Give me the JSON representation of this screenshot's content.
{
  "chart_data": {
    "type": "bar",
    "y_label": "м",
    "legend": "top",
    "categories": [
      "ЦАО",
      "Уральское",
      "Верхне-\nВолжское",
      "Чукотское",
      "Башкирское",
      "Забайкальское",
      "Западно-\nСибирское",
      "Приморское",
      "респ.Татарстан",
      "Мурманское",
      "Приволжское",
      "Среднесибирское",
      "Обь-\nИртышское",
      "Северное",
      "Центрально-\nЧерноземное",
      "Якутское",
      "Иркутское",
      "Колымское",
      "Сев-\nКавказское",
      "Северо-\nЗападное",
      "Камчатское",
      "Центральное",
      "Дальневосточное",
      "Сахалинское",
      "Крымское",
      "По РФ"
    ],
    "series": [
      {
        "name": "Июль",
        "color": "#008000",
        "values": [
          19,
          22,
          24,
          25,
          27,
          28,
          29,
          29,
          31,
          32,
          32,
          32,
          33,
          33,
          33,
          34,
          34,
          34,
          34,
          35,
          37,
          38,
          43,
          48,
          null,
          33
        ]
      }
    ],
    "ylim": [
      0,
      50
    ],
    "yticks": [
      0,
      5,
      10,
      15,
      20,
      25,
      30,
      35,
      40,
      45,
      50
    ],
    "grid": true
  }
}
==
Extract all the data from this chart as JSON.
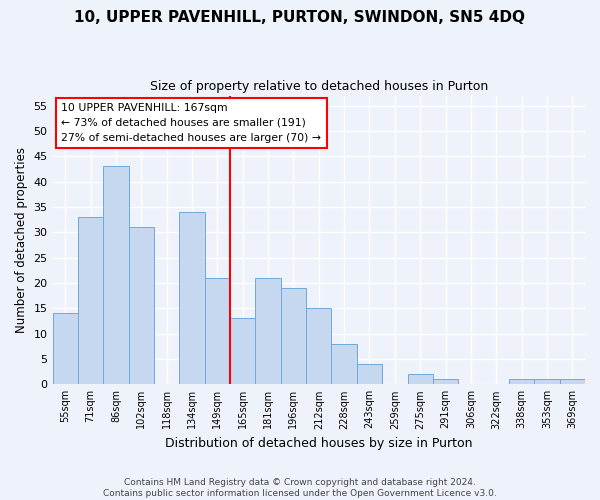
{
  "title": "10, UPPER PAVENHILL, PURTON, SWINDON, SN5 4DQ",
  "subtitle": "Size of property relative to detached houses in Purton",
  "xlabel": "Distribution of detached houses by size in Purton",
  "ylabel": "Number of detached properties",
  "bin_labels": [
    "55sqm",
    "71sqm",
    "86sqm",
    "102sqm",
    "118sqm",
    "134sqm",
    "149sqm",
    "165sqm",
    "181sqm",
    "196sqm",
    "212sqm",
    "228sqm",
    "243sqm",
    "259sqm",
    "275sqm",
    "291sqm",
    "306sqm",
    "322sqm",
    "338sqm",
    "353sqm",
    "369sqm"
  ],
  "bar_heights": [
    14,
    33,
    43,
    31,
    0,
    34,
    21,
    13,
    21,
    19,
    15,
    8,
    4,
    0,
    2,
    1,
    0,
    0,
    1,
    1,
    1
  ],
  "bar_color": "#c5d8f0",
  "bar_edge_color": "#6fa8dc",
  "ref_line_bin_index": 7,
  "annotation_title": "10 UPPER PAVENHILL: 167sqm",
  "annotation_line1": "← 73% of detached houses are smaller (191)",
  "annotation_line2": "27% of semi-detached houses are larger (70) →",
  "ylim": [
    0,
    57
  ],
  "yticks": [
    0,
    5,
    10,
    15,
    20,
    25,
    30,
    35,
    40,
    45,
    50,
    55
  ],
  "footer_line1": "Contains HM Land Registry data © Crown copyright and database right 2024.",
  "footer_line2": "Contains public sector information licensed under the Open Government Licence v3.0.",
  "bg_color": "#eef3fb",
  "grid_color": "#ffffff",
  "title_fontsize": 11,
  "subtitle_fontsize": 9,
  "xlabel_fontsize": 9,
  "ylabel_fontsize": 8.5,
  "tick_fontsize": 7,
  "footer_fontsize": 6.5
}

#### Prompt:
Find how many lines of the listing include the string "houses" and give that number, nothing else.

#### Answer to this exercise:
4